_DIRECTIONS FOR THIS TASK:_ Pick out each line in these entries that contains the string "JSON".

** START OF RECORD LIST **

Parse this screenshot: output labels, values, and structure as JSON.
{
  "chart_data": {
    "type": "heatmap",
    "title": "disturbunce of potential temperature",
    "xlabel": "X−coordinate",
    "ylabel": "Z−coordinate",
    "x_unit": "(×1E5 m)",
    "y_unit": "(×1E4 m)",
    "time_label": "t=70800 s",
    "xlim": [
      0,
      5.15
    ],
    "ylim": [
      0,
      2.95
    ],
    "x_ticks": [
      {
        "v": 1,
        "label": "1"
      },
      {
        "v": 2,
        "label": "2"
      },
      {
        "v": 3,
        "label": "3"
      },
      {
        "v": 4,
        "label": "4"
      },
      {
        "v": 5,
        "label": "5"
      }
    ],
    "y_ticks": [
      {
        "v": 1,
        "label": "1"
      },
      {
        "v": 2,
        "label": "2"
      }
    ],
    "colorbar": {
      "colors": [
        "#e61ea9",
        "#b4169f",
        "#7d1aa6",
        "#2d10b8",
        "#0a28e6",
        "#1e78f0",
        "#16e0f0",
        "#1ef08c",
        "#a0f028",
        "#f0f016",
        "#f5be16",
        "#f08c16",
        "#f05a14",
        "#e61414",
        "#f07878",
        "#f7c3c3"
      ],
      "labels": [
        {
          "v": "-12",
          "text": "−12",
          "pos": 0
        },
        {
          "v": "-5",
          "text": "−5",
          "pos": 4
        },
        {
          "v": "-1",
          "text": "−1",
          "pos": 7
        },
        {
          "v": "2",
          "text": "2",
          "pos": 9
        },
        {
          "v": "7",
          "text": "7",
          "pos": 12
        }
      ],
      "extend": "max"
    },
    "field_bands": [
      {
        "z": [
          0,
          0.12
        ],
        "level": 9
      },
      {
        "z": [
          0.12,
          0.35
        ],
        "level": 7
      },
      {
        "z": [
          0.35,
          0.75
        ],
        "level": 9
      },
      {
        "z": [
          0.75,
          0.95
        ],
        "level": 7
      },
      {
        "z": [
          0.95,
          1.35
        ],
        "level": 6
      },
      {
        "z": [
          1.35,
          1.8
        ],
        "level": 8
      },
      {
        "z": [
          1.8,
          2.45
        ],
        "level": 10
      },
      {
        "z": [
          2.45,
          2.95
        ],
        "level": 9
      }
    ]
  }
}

** END OF RECORD LIST **
** START OF RECORD LIST **

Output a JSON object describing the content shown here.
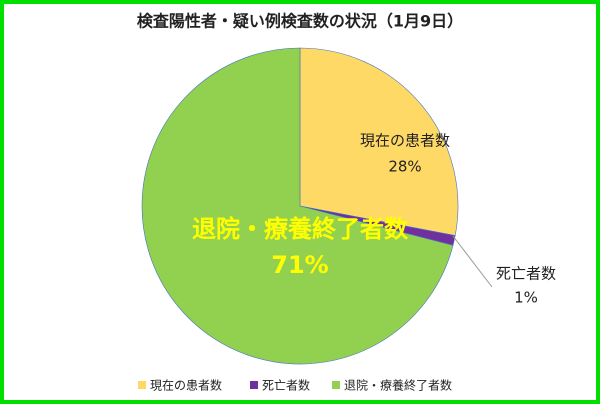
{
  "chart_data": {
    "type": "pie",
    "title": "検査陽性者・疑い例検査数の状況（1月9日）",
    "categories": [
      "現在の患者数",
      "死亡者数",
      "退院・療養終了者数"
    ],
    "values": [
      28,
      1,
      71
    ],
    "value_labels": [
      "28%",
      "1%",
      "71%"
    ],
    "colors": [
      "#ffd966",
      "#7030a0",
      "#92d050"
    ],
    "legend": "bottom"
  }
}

** END OF RECORD LIST **

_EXERCISE RESULT:_
Parse this screenshot: output labels, values, and structure as JSON.
Output a JSON object describing the content shown here.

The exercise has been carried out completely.